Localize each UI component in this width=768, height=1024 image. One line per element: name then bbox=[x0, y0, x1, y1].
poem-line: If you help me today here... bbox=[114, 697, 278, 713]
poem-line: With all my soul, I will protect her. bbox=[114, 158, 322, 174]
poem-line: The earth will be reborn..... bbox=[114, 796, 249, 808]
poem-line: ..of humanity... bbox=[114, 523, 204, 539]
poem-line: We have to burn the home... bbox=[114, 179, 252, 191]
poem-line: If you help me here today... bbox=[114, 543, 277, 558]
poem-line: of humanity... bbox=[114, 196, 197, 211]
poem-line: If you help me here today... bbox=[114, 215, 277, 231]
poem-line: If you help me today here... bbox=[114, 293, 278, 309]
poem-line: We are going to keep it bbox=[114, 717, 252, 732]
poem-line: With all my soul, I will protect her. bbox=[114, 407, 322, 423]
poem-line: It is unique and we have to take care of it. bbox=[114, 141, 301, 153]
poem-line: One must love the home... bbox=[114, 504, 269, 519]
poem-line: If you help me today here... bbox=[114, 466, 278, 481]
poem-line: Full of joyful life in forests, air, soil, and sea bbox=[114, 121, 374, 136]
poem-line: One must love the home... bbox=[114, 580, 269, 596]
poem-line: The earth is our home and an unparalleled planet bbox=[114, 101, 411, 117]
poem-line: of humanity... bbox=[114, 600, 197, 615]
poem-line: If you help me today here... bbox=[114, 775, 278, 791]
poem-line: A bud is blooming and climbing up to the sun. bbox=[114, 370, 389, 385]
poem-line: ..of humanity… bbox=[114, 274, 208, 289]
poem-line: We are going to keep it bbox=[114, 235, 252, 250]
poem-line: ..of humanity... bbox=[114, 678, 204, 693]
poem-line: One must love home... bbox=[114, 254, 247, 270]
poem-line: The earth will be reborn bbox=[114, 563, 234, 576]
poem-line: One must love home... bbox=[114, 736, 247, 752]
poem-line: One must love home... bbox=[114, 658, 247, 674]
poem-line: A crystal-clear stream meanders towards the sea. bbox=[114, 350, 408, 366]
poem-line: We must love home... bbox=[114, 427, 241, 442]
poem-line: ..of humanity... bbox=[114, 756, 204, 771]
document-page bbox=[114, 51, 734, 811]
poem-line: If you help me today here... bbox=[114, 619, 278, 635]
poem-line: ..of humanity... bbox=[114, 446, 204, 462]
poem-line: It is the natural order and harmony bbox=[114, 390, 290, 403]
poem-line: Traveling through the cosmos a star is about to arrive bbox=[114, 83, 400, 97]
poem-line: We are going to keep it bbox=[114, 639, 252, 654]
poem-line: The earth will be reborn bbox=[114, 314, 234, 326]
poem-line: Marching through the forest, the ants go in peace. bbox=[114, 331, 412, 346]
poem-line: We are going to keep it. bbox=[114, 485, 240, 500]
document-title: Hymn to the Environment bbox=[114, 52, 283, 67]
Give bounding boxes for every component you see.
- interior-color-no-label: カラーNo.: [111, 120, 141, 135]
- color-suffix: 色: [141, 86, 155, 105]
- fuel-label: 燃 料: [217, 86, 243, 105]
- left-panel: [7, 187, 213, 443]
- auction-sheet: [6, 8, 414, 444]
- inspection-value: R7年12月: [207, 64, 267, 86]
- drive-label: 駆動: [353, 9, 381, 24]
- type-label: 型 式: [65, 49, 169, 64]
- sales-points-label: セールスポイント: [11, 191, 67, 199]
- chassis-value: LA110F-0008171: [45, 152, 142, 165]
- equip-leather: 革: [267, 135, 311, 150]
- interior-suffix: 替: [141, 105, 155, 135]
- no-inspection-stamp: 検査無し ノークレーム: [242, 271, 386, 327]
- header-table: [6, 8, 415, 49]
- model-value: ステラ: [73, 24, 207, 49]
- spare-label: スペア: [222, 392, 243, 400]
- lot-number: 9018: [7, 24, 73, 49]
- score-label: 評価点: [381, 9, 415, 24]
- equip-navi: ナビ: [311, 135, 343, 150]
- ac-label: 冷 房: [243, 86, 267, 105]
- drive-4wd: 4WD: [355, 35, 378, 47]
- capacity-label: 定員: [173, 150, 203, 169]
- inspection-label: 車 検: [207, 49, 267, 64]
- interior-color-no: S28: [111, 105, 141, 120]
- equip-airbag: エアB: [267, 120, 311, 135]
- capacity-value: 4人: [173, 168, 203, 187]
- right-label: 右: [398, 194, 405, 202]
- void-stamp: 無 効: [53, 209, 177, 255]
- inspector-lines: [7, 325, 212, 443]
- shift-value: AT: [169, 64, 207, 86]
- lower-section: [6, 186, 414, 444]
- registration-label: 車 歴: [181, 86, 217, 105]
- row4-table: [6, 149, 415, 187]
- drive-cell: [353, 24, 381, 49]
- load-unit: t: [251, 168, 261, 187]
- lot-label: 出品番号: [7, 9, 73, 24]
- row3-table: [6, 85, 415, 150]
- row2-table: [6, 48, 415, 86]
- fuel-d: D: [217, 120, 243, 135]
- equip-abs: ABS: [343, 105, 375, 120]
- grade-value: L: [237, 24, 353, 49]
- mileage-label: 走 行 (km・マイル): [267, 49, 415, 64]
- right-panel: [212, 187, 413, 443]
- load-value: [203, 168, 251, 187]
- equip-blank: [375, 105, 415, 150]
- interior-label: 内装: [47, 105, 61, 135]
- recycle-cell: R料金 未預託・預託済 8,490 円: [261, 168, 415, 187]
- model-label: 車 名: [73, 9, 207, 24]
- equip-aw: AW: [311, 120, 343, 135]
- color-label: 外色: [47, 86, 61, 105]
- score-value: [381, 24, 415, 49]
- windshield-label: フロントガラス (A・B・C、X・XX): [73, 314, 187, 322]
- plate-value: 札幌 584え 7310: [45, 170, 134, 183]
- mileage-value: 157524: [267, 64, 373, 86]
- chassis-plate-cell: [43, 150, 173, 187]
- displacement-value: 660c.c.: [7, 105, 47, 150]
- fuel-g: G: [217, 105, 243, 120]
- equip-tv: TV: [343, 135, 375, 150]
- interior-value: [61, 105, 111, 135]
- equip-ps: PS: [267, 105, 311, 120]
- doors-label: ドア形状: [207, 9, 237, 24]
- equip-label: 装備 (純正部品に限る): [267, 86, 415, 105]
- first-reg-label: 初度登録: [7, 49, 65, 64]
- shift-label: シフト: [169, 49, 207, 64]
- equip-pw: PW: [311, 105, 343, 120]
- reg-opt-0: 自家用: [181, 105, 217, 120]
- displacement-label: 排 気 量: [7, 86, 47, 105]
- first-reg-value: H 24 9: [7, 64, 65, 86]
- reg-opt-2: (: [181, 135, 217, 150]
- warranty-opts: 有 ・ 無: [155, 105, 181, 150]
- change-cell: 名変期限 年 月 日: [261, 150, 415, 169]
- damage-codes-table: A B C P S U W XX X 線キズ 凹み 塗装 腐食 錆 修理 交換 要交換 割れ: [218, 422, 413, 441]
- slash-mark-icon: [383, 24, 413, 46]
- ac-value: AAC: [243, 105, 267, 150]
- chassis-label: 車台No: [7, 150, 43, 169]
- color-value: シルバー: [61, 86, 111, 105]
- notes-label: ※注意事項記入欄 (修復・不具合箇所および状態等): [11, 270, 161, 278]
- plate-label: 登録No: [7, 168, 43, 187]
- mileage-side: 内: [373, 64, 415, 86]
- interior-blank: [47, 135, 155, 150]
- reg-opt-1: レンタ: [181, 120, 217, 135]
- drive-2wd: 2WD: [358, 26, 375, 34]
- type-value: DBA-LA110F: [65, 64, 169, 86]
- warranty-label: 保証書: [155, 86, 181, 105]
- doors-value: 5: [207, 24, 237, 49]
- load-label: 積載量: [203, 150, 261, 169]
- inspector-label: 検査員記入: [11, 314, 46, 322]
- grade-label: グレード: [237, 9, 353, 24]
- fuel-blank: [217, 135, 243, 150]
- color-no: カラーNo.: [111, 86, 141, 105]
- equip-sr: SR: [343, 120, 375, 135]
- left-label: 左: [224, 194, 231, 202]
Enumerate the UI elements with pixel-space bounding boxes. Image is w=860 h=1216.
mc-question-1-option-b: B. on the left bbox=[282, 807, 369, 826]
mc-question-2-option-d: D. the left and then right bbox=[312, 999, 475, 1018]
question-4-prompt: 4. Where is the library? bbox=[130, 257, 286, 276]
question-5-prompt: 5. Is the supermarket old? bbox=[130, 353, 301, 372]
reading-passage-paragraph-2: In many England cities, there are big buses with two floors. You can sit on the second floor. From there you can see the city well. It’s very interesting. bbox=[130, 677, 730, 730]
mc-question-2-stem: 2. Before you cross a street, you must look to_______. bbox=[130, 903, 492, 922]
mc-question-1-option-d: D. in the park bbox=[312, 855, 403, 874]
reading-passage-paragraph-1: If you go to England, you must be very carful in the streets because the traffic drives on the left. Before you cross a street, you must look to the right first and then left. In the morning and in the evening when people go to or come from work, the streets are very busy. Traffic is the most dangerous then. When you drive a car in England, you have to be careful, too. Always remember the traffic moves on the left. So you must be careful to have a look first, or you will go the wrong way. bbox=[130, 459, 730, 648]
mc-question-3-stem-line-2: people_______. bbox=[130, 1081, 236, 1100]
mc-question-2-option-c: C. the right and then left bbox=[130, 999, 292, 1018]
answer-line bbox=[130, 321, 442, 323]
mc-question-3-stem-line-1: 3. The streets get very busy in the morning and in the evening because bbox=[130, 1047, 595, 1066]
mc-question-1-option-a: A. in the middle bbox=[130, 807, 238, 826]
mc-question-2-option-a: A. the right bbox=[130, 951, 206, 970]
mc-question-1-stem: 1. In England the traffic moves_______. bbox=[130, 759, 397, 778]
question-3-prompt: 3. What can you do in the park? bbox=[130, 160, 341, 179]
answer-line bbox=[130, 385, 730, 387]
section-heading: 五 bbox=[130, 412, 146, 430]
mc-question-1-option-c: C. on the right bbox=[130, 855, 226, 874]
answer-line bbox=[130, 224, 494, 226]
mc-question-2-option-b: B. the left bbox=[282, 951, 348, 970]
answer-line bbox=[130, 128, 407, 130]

REQUIREMENT: Print the entries word for word, starting at the first line and ending at the line that contains "poem-line: The earth will be reborn bbox=[114, 563, 234, 576]". Include both of these lines.

TASK ANSWER:
Localize each UI component in this width=768, height=1024 image. One line per element: name then bbox=[x0, y0, x1, y1].
poem-line: If you help me today here... bbox=[114, 697, 278, 713]
poem-line: With all my soul, I will protect her. bbox=[114, 158, 322, 174]
poem-line: The earth will be reborn..... bbox=[114, 796, 249, 808]
poem-line: ..of humanity... bbox=[114, 523, 204, 539]
poem-line: We have to burn the home... bbox=[114, 179, 252, 191]
poem-line: If you help me here today... bbox=[114, 543, 277, 558]
poem-line: of humanity... bbox=[114, 196, 197, 211]
poem-line: If you help me here today... bbox=[114, 215, 277, 231]
poem-line: If you help me today here... bbox=[114, 293, 278, 309]
poem-line: We are going to keep it bbox=[114, 717, 252, 732]
poem-line: With all my soul, I will protect her. bbox=[114, 407, 322, 423]
poem-line: It is unique and we have to take care of it. bbox=[114, 141, 301, 153]
poem-line: One must love the home... bbox=[114, 504, 269, 519]
poem-line: If you help me today here... bbox=[114, 466, 278, 481]
poem-line: Full of joyful life in forests, air, soil, and sea bbox=[114, 121, 374, 136]
poem-line: One must love the home... bbox=[114, 580, 269, 596]
poem-line: The earth is our home and an unparalleled planet bbox=[114, 101, 411, 117]
poem-line: of humanity... bbox=[114, 600, 197, 615]
poem-line: If you help me today here... bbox=[114, 775, 278, 791]
poem-line: A bud is blooming and climbing up to the sun. bbox=[114, 370, 389, 385]
poem-line: ..of humanity… bbox=[114, 274, 208, 289]
poem-line: We are going to keep it bbox=[114, 235, 252, 250]
poem-line: ..of humanity... bbox=[114, 678, 204, 693]
poem-line: One must love home... bbox=[114, 254, 247, 270]
poem-line: The earth will be reborn bbox=[114, 563, 234, 576]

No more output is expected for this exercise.